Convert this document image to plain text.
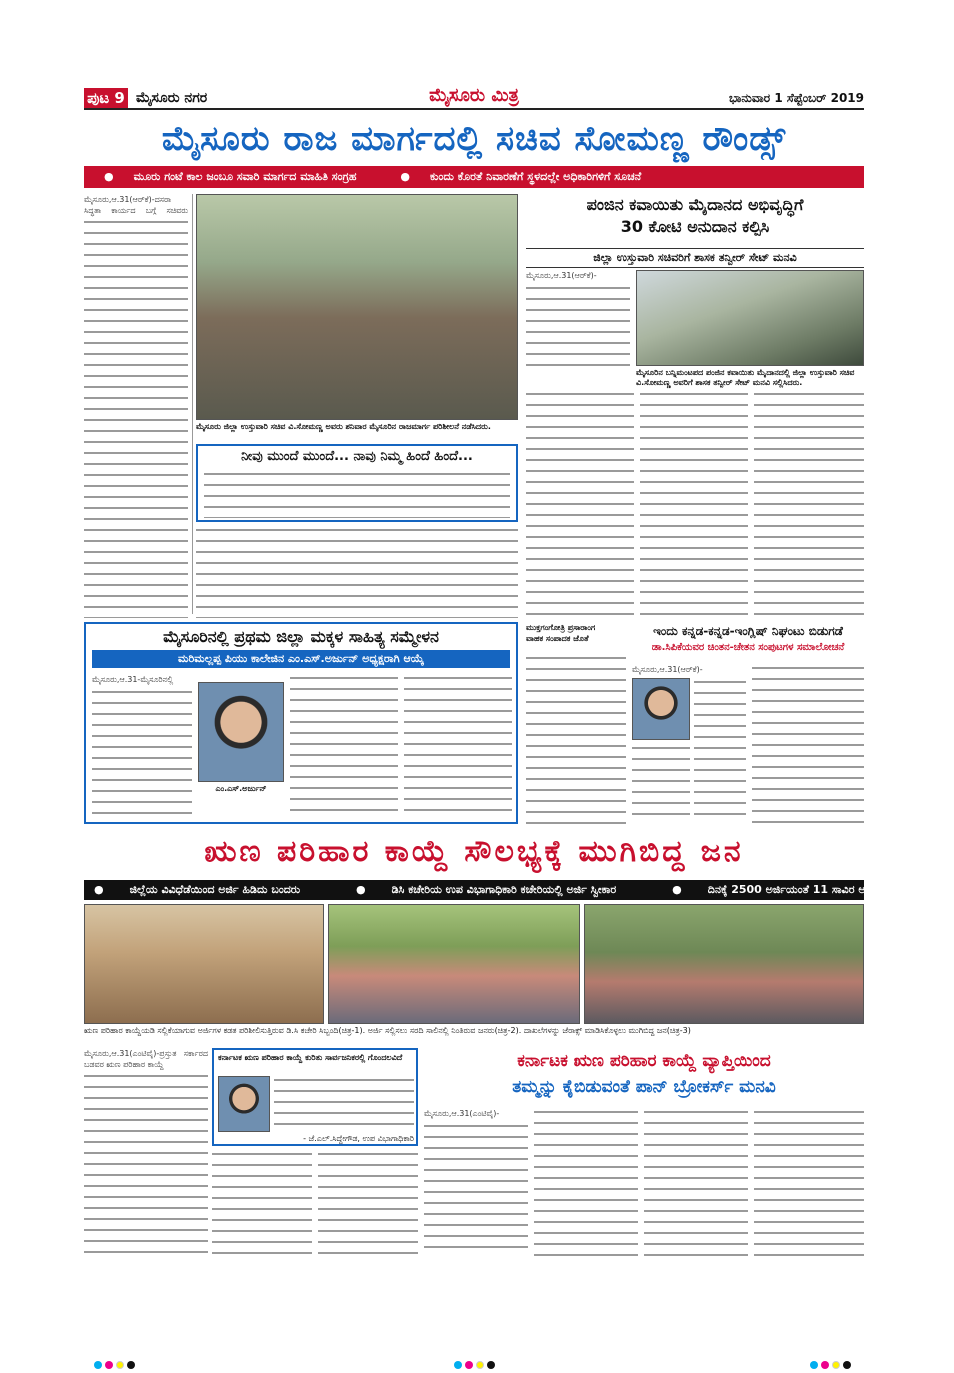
ಪುಟ 9 ಮೈಸೂರು ನಗರ	ಮೈಸೂರು ಮಿತ್ರ	ಭಾನುವಾರ 1 ಸೆಪ್ಟೆಂಬರ್ 2019
ಮೈಸೂರು ರಾಜ ಮಾರ್ಗದಲ್ಲಿ ಸಚಿವ ಸೋಮಣ್ಣ ರೌಂಡ್ಸ್
● ಮೂರು ಗಂಟೆ ಕಾಲ ಜಂಬೂ ಸವಾರಿ ಮಾರ್ಗದ ಮಾಹಿತಿ ಸಂಗ್ರಹ	● ಕುಂದು ಕೊರತೆ ನಿವಾರಣೆಗೆ ಸ್ಥಳದಲ್ಲೇ ಅಧಿಕಾರಿಗಳಿಗೆ ಸೂಚನೆ
ಮೈಸೂರು,ಆ.31(ಆರ್‌ಕೆ)-ದಸರಾ ಸಿದ್ಧತಾ ಕಾರ್ಯದ ಬಗ್ಗೆ ಸಚಿವರು
ಮೈಸೂರು ಜಿಲ್ಲಾ ಉಸ್ತುವಾರಿ ಸಚಿವ ವಿ.ಸೋಮಣ್ಣ ಅವರು ಶನಿವಾರ ಮೈಸೂರಿನ ರಾಜಮಾರ್ಗ ಪರಿಶೀಲನೆ ನಡೆಸಿದರು.
ನೀವು ಮುಂದೆ ಮುಂದೆ... ನಾವು ನಿಮ್ಮ ಹಿಂದೆ ಹಿಂದೆ...
ಪಂಜಿನ ಕವಾಯಿತು ಮೈದಾನದ ಅಭಿವೃದ್ಧಿಗೆ
30 ಕೋಟಿ ಅನುದಾನ ಕಲ್ಪಿಸಿ
ಜಿಲ್ಲಾ ಉಸ್ತುವಾರಿ ಸಚಿವರಿಗೆ ಶಾಸಕ ತನ್ವೀರ್ ಸೇಟ್ ಮನವಿ
ಮೈಸೂರು,ಆ.31(ಆರ್‌ಕೆ)-
ಮೈಸೂರಿನ ಬನ್ನಿಮಂಟಪದ ಪಂಜಿನ ಕವಾಯಿತು ಮೈದಾನದಲ್ಲಿ ಜಿಲ್ಲಾ ಉಸ್ತುವಾರಿ ಸಚಿವ ವಿ.ಸೋಮಣ್ಣ ಅವರಿಗೆ ಶಾಸಕ ತನ್ವೀರ್ ಸೇಟ್ ಮನವಿ ಸಲ್ಲಿಸಿದರು.
ಮೈಸೂರಿನಲ್ಲಿ ಪ್ರಥಮ ಜಿಲ್ಲಾ ಮಕ್ಕಳ ಸಾಹಿತ್ಯ ಸಮ್ಮೇಳನ
ಮರಿಮಲ್ಲಪ್ಪ ಪಿಯು ಕಾಲೇಜಿನ ಎಂ.ಎಸ್.ಅರ್ಜುನ್ ಅಧ್ಯಕ್ಷರಾಗಿ ಆಯ್ಕೆ
ಮೈಸೂರು,ಆ.31-ಮೈಸೂರಿನಲ್ಲಿ
ಎಂ.ಎಸ್.ಅರ್ಜುನ್
ಮುಕ್ತಗಂಗೋತ್ರಿ ಪ್ರಸಾರಾಂಗ
ವಾಹಕ ಸಂಪಾದಕ ಜೊತೆ
ಇಂದು ಕನ್ನಡ-ಕನ್ನಡ-ಇಂಗ್ಲಿಷ್ ನಿಘಂಟು ಬಿಡುಗಡೆ
ಡಾ.ಸಿಪಿಕೆಯವರ ಚಿಂತನ-ಚೇತನ ಸಂಪುಟಗಳ ಸಮಾಲೋಚನೆ
ಮೈಸೂರು,ಆ.31(ಆರ್‌ಕೆ)-
ಋಣ ಪರಿಹಾರ ಕಾಯ್ದೆ ಸೌಲಭ್ಯಕ್ಕೆ ಮುಗಿಬಿದ್ದ ಜನ
● ಜಿಲ್ಲೆಯ ವಿವಿಧೆಡೆಯಿಂದ ಅರ್ಜಿ ಹಿಡಿದು ಬಂದರು	● ಡಿಸಿ ಕಚೇರಿಯ ಉಪ ವಿಭಾಗಾಧಿಕಾರಿ ಕಚೇರಿಯಲ್ಲಿ ಅರ್ಜಿ ಸ್ವೀಕಾರ	● ದಿನಕ್ಕೆ 2500 ಅರ್ಜಿಯಂತೆ 11 ಸಾವಿರ ಅರ್ಜಿ ಸಲ್ಲಿಕೆ
ಋಣ ಪರಿಹಾರ ಕಾಯ್ದೆಯಡಿ ಸಲ್ಲಿಕೆಯಾಗುವ ಅರ್ಜಿಗಳ ಕಡತ ಪರಿಶೀಲಿಸುತ್ತಿರುವ ಡಿ.ಸಿ ಕಚೇರಿ ಸಿಬ್ಬಂದಿ(ಚಿತ್ರ-1). ಅರ್ಜಿ ಸಲ್ಲಿಸಲು ಸರದಿ ಸಾಲಿನಲ್ಲಿ ನಿಂತಿರುವ ಜನರು(ಚಿತ್ರ-2). ದಾಖಲೆಗಳನ್ನು ಜೆರಾಕ್ಸ್ ಮಾಡಿಸಿಕೊಳ್ಳಲು ಮುಗಿಬಿದ್ದ ಜನ(ಚಿತ್ರ-3)
ಮೈಸೂರು,ಆ.31(ಎಂಟಿವೈ)-ಪ್ರಸ್ತುತ ಸರ್ಕಾರದ ಬಡವರ ಋಣ ಪರಿಹಾರ ಕಾಯ್ದೆ
ಕರ್ನಾಟಕ ಋಣ ಪರಿಹಾರ ಕಾಯ್ದೆ ಕುರಿತು ಸಾರ್ವಜನಿಕರಲ್ಲಿ ಗೊಂದಲವಿದೆ
- ಜೆ.ಎಲ್.ಸಿದ್ದೇಗೌಡ, ಉಪ ವಿಭಾಗಾಧಿಕಾರಿ
ಕರ್ನಾಟಕ ಋಣ ಪರಿಹಾರ ಕಾಯ್ದೆ ವ್ಯಾಪ್ತಿಯಿಂದ
ತಮ್ಮನ್ನು ಕೈಬಿಡುವಂತೆ ಪಾನ್ ಬ್ರೋಕರ್ಸ್ ಮನವಿ
ಮೈಸೂರು,ಆ.31(ಎಂಟಿವೈ)-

○ ○ ○

Repeat the data exactly, dropping every picture it holds.

Convert this document image to plain text.
ಪುಟ 9 ಮೈಸೂರು ನಗರ	ಮೈಸೂರು ಮಿತ್ರ	ಭಾನುವಾರ 1 ಸೆಪ್ಟೆಂಬರ್ 2019
ಮೈಸೂರು ರಾಜ ಮಾರ್ಗದಲ್ಲಿ ಸಚಿವ ಸೋಮಣ್ಣ ರೌಂಡ್ಸ್
● ಮೂರು ಗಂಟೆ ಕಾಲ ಜಂಬೂ ಸವಾರಿ ಮಾರ್ಗದ ಮಾಹಿತಿ ಸಂಗ್ರಹ	● ಕುಂದು ಕೊರತೆ ನಿವಾರಣೆಗೆ ಸ್ಥಳದಲ್ಲೇ ಅಧಿಕಾರಿಗಳಿಗೆ ಸೂಚನೆ
ಮೈಸೂರು,ಆ.31(ಆರ್‌ಕೆ)-ದಸರಾ ಸಿದ್ಧತಾ ಕಾರ್ಯದ ಬಗ್ಗೆ ಸಚಿವರು
ಮೈಸೂರು ಜಿಲ್ಲಾ ಉಸ್ತುವಾರಿ ಸಚಿವ ವಿ.ಸೋಮಣ್ಣ ಅವರು ಶನಿವಾರ ಮೈಸೂರಿನ ರಾಜಮಾರ್ಗ ಪರಿಶೀಲನೆ ನಡೆಸಿದರು.
ನೀವು ಮುಂದೆ ಮುಂದೆ... ನಾವು ನಿಮ್ಮ ಹಿಂದೆ ಹಿಂದೆ...
ಪಂಜಿನ ಕವಾಯಿತು ಮೈದಾನದ ಅಭಿವೃದ್ಧಿಗೆ
30 ಕೋಟಿ ಅನುದಾನ ಕಲ್ಪಿಸಿ
ಜಿಲ್ಲಾ ಉಸ್ತುವಾರಿ ಸಚಿವರಿಗೆ ಶಾಸಕ ತನ್ವೀರ್ ಸೇಟ್ ಮನವಿ
ಮೈಸೂರು,ಆ.31(ಆರ್‌ಕೆ)-
ಮೈಸೂರಿನ ಬನ್ನಿಮಂಟಪದ ಪಂಜಿನ ಕವಾಯಿತು ಮೈದಾನದಲ್ಲಿ ಜಿಲ್ಲಾ ಉಸ್ತುವಾರಿ ಸಚಿವ ವಿ.ಸೋಮಣ್ಣ ಅವರಿಗೆ ಶಾಸಕ ತನ್ವೀರ್ ಸೇಟ್ ಮನವಿ ಸಲ್ಲಿಸಿದರು.
ಮೈಸೂರಿನಲ್ಲಿ ಪ್ರಥಮ ಜಿಲ್ಲಾ ಮಕ್ಕಳ ಸಾಹಿತ್ಯ ಸಮ್ಮೇಳನ
ಮರಿಮಲ್ಲಪ್ಪ ಪಿಯು ಕಾಲೇಜಿನ ಎಂ.ಎಸ್.ಅರ್ಜುನ್ ಅಧ್ಯಕ್ಷರಾಗಿ ಆಯ್ಕೆ
ಮೈಸೂರು,ಆ.31-ಮೈಸೂರಿನಲ್ಲಿ
ಎಂ.ಎಸ್.ಅರ್ಜುನ್
ಮುಕ್ತಗಂಗೋತ್ರಿ ಪ್ರಸಾರಾಂಗ
ವಾಹಕ ಸಂಪಾದಕ ಜೊತೆ
ಇಂದು ಕನ್ನಡ-ಕನ್ನಡ-ಇಂಗ್ಲಿಷ್ ನಿಘಂಟು ಬಿಡುಗಡೆ
ಡಾ.ಸಿಪಿಕೆಯವರ ಚಿಂತನ-ಚೇತನ ಸಂಪುಟಗಳ ಸಮಾಲೋಚನೆ
ಮೈಸೂರು,ಆ.31(ಆರ್‌ಕೆ)-
ಋಣ ಪರಿಹಾರ ಕಾಯ್ದೆ ಸೌಲಭ್ಯಕ್ಕೆ ಮುಗಿಬಿದ್ದ ಜನ
● ಜಿಲ್ಲೆಯ ವಿವಿಧೆಡೆಯಿಂದ ಅರ್ಜಿ ಹಿಡಿದು ಬಂದರು	● ಡಿಸಿ ಕಚೇರಿಯ ಉಪ ವಿಭಾಗಾಧಿಕಾರಿ ಕಚೇರಿಯಲ್ಲಿ ಅರ್ಜಿ ಸ್ವೀಕಾರ	● ದಿನಕ್ಕೆ 2500 ಅರ್ಜಿಯಂತೆ 11 ಸಾವಿರ ಅರ್ಜಿ ಸಲ್ಲಿಕೆ
ಋಣ ಪರಿಹಾರ ಕಾಯ್ದೆಯಡಿ ಸಲ್ಲಿಕೆಯಾಗುವ ಅರ್ಜಿಗಳ ಕಡತ ಪರಿಶೀಲಿಸುತ್ತಿರುವ ಡಿ.ಸಿ ಕಚೇರಿ ಸಿಬ್ಬಂದಿ(ಚಿತ್ರ-1). ಅರ್ಜಿ ಸಲ್ಲಿಸಲು ಸರದಿ ಸಾಲಿನಲ್ಲಿ ನಿಂತಿರುವ ಜನರು(ಚಿತ್ರ-2). ದಾಖಲೆಗಳನ್ನು ಜೆರಾಕ್ಸ್ ಮಾಡಿಸಿಕೊಳ್ಳಲು ಮುಗಿಬಿದ್ದ ಜನ(ಚಿತ್ರ-3)
ಮೈಸೂರು,ಆ.31(ಎಂಟಿವೈ)-ಪ್ರಸ್ತುತ ಸರ್ಕಾರದ ಬಡವರ ಋಣ ಪರಿಹಾರ ಕಾಯ್ದೆ
ಕರ್ನಾಟಕ ಋಣ ಪರಿಹಾರ ಕಾಯ್ದೆ ಕುರಿತು ಸಾರ್ವಜನಿಕರಲ್ಲಿ ಗೊಂದಲವಿದೆ
- ಜೆ.ಎಲ್.ಸಿದ್ದೇಗೌಡ, ಉಪ ವಿಭಾಗಾಧಿಕಾರಿ
ಕರ್ನಾಟಕ ಋಣ ಪರಿಹಾರ ಕಾಯ್ದೆ ವ್ಯಾಪ್ತಿಯಿಂದ
ತಮ್ಮನ್ನು ಕೈಬಿಡುವಂತೆ ಪಾನ್ ಬ್ರೋಕರ್ಸ್ ಮನವಿ
ಮೈಸೂರು,ಆ.31(ಎಂಟಿವೈ)-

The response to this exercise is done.